A enchente como derrocada ou da fragilidade da bondade

Tiago dos Santos Rodrigues

Doutor em Filosofia pela Pontifícia Universidade Católica do Rio Grande do Sul (PUCRS) e professor adjunto de filosofia na Faculdade do CEFI (FACEFI).

29/05/2024 • Coluna ANPOF

As enchentes que assolaram o Rio Grande do Sul no mês de maio nos dão o que pensar. O caráter (ainda) atípico delas, sua densidade e a extensão da sua destruição impressionaram a todos nós. O evento dessas enchentes fora vivenciado, sem dúvida, como algo incomum, como um extraordinário a invadir o nosso cotidiano. Pensamos, porém, que a situação calamitosa advinda das enchentes, paradoxalmente, nos revela um ordinário da condição humana, uma condição existencial fundamental. François-David Sebbah, em seu livro A ética do sobrevivente: Levinas, uma filosofia da derrocada, nos oferece um caminho em direção a essa compreensão. Neste seu texto, Sebbah propõe uma hipótese de leitura da obra levinasiana desde um romance inacabado do filósofo lituano-francês; Levinas, em seu escrito, se refere ao seu “palco de Alençon”, um palco onde “as coisas se decompõem, perdem seu sentido”[1], um palco em que toma cena a experiência da derrocada.

“A derrocada – exemplarmente manifestada no que Levinas chama de ‘meu palco de Alençon’ –, esta é a nossa hipótese, tem valor de épochè levinasiana: ela suspende a tese da existência do mundo. Porém, essa épochè fenomenológica não é uma redução fenomenológica já que ela não leva a nenhum fundamento sólido sobre o qual apoiar – e certamente não conduz a um ‘ego transcendental’ absoluto, fonte e garantia de qualquer sentido. A suspensão descobre um colapso sem fundo, uma lacuna: ausência de sentido, ausência de valor, e até mesmo falta de qualquer ‘mundo’, uma vez que a percepção se esvai do ‘mundo’ (como totalidade aberta nos seus horizontes)”[2].

▶ Problemas a resolver:
a) Quais são todas as pessoas mencionadas pelo nome no texto sobre as enchentes?
b) Poderia reproduzir o trecho do texto sobre as enchentes que começa em "A enchente como" e termina em "do CEFI (FACEFI)."?
c) Responda com base no texto sobre as enchentes:
(i) Em que mês as enchentes assolaram o Rio Grande do Sul?
(ii) Qual é o título do livro de François-David Sebbah citado?
(iii) Em que instituição o autor da coluna é professor adjunto de filosofia?

Anotações de caixas delimitadoras:
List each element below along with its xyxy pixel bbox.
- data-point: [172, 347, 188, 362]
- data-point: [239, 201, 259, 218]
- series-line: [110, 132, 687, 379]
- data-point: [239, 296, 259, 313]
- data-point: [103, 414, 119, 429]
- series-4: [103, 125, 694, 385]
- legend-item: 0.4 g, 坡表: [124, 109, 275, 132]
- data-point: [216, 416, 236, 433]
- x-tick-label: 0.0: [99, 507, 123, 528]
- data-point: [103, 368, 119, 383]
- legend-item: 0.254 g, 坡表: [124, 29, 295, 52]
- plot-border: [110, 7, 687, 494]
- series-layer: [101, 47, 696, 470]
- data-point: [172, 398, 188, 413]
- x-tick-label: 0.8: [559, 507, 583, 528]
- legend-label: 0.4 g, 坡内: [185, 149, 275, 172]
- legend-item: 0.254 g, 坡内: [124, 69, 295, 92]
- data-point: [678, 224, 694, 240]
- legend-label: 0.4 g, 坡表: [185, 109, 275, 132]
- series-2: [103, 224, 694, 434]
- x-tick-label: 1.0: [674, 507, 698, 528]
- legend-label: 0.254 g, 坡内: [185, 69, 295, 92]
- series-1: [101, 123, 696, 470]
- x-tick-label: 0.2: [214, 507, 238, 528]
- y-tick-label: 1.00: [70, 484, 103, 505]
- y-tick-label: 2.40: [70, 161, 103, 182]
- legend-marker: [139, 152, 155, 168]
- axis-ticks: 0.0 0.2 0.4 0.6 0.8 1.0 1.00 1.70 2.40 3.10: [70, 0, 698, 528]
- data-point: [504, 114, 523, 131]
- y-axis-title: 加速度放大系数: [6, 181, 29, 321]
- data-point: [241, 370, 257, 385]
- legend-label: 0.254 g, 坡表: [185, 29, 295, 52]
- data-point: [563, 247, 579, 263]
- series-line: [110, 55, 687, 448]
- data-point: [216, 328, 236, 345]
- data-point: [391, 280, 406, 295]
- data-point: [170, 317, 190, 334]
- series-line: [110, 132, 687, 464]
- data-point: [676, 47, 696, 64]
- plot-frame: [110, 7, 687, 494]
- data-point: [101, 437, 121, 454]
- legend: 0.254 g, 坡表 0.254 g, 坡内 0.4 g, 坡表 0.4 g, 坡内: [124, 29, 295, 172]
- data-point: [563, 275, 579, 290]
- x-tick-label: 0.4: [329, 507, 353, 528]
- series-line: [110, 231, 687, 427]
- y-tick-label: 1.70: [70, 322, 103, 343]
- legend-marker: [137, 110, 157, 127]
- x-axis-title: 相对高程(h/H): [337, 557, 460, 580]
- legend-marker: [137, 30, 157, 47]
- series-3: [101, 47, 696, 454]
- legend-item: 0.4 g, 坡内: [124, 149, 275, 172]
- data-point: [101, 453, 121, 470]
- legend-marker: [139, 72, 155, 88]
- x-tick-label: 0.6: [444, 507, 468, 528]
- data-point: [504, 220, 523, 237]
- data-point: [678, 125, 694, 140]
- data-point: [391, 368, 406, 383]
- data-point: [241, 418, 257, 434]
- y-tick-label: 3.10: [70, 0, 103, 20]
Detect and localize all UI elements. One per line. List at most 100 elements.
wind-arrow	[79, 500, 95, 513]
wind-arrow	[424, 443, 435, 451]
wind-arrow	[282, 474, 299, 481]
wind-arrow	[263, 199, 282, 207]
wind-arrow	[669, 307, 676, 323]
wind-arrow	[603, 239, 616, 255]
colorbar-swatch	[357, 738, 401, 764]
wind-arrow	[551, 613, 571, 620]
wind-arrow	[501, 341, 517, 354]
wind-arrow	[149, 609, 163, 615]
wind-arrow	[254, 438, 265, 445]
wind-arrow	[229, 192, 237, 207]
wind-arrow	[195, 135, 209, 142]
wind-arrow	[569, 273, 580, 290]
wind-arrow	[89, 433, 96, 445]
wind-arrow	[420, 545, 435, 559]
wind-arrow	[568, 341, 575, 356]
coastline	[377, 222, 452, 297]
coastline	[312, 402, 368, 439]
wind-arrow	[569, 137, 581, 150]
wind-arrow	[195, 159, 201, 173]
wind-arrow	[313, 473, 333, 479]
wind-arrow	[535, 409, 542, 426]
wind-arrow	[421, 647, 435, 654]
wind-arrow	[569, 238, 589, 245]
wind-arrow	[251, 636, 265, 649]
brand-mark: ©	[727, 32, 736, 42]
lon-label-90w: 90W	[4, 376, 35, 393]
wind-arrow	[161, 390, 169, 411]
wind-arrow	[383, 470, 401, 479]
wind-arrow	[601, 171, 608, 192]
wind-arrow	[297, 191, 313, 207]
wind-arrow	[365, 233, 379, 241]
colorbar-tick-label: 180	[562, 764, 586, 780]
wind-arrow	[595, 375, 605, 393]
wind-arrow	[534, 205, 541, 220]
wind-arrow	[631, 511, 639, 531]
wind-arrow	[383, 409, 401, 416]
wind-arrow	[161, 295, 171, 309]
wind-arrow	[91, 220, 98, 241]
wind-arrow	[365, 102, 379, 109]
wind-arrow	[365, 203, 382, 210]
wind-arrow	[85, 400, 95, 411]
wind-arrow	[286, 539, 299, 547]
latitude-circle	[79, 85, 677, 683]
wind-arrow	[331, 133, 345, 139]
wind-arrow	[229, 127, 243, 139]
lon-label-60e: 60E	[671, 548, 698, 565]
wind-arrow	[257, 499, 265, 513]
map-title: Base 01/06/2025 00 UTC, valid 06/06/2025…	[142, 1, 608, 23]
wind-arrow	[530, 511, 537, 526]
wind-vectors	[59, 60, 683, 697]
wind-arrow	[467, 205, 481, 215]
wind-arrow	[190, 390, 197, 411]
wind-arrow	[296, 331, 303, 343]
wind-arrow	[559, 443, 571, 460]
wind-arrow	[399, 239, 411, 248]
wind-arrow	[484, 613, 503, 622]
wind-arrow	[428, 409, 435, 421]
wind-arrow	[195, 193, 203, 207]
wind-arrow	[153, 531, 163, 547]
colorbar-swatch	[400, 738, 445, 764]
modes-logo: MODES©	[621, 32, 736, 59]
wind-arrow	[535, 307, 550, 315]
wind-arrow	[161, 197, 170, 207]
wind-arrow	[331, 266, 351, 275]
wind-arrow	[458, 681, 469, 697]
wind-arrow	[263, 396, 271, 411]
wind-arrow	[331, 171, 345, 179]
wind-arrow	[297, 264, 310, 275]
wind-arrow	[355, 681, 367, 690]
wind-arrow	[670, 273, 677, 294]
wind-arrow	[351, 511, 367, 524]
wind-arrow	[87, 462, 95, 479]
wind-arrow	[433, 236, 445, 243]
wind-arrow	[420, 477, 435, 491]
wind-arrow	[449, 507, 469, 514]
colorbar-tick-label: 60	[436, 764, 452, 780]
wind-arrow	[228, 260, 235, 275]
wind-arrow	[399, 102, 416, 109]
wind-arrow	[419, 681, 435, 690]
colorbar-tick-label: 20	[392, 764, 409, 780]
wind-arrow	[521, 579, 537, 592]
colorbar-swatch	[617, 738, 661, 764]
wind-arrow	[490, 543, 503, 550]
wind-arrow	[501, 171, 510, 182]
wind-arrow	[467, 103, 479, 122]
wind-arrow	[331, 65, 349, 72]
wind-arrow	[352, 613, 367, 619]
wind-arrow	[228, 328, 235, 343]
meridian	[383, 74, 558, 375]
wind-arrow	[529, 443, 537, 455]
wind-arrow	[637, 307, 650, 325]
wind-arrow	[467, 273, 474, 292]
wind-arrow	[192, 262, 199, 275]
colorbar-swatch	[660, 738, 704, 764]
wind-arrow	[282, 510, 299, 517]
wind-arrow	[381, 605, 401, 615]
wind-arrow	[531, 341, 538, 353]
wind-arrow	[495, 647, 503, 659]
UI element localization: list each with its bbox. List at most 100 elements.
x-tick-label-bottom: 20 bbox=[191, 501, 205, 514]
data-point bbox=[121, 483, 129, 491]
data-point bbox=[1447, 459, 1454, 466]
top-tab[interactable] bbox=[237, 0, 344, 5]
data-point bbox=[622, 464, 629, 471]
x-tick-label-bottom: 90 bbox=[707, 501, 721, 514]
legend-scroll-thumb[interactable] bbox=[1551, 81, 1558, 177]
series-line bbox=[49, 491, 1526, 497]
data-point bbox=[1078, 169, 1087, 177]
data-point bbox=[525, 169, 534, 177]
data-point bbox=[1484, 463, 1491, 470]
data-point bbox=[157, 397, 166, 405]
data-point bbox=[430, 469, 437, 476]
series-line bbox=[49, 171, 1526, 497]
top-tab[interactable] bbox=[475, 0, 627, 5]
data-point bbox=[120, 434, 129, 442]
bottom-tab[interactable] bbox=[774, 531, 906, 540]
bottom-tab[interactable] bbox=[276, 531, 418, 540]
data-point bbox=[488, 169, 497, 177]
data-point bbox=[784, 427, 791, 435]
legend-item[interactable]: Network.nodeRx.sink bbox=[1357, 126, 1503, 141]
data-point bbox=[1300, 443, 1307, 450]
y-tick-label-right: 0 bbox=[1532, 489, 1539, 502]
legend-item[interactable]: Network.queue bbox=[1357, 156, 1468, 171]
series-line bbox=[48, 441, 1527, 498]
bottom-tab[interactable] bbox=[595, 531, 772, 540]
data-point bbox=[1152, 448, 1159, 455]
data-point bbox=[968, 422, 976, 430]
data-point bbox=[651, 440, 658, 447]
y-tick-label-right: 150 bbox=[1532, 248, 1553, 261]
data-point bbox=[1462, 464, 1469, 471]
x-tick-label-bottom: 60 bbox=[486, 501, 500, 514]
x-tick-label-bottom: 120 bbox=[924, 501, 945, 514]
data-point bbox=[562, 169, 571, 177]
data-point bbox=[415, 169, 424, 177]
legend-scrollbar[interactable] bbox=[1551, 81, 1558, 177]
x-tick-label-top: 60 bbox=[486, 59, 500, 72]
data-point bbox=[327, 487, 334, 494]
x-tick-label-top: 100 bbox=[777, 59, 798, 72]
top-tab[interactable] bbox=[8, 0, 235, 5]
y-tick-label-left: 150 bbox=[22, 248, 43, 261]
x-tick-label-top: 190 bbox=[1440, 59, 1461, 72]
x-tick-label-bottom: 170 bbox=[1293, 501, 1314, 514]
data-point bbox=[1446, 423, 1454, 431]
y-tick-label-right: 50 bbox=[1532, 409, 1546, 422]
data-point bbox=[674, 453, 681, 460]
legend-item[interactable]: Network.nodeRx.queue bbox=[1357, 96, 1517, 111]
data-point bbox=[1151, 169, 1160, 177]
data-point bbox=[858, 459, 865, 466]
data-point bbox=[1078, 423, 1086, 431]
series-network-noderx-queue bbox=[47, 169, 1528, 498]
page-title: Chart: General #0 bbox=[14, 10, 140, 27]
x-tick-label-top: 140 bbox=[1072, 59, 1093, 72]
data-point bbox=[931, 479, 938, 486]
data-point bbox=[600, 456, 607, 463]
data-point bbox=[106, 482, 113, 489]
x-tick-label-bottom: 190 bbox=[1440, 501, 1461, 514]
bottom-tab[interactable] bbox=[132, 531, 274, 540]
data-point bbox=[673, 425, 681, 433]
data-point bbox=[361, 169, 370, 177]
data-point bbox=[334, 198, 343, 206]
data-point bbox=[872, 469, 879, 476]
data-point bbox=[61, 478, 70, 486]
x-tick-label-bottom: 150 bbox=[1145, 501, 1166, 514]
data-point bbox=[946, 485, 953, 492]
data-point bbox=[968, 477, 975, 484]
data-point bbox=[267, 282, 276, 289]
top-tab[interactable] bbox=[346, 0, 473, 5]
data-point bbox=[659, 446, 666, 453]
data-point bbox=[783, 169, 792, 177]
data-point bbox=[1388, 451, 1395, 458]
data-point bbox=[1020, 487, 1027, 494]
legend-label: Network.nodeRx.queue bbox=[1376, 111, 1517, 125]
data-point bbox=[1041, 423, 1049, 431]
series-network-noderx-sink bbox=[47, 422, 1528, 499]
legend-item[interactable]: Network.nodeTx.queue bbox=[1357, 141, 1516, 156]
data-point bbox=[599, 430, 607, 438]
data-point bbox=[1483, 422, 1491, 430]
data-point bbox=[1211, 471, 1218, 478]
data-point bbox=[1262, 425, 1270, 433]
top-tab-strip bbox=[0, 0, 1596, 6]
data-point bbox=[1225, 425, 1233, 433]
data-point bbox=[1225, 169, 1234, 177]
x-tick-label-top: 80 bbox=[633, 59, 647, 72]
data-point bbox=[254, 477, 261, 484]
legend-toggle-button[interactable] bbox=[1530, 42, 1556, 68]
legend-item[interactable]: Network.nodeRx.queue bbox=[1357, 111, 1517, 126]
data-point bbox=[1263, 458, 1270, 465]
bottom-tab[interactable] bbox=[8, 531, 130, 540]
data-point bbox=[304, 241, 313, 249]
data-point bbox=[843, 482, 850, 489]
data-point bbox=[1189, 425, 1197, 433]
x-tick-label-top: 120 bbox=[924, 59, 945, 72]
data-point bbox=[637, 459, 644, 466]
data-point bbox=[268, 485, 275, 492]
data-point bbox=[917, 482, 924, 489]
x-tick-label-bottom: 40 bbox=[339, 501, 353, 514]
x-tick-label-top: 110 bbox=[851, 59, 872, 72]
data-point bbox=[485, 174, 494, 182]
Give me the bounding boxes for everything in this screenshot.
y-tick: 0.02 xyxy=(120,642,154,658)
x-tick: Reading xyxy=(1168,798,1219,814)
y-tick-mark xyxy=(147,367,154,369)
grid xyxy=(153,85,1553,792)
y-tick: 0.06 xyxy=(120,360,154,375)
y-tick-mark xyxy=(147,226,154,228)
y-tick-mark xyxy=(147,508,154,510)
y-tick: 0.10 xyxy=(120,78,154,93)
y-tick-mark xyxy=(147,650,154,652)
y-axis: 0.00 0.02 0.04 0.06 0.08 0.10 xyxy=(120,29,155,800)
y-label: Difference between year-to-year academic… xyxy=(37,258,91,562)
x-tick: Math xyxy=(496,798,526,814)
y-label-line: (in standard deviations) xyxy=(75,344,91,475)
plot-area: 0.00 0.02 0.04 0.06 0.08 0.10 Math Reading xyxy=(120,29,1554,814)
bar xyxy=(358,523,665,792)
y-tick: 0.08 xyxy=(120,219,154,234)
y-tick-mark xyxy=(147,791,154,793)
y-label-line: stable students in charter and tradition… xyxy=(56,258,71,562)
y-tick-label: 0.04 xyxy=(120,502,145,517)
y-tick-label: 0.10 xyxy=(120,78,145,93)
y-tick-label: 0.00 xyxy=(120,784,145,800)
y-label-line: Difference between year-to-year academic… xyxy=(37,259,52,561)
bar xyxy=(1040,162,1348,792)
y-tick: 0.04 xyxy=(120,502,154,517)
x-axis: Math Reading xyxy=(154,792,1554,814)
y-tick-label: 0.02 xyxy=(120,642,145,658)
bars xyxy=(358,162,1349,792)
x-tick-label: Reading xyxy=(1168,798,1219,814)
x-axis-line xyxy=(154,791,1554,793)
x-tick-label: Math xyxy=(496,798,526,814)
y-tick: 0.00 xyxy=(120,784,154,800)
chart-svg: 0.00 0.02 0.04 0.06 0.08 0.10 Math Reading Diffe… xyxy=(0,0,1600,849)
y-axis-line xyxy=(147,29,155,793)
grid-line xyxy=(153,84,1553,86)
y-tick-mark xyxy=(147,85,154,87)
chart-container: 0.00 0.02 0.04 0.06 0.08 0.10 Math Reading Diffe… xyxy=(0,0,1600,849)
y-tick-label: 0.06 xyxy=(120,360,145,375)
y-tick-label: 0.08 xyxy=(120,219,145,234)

▶ Resultados das tarefas:
a) Tiago dos Santos Rodrigues, François-David Sebbah, Levinas

b)
A enchente como derrocada ou da fragilidade da bondade

Tiago dos Santos Rodrigues

Doutor em Filosofia pela Pontifícia Universidade Católica do Rio Grande do Sul (PUCRS) e professor adjunto de filosofia na Faculdade do CEFI (FACEFI).

c)
(i) Em maio.
(ii) A ética do sobrevivente: Levinas, uma filosofia da derrocada.
(iii) Na Faculdade do CEFI (FACEFI).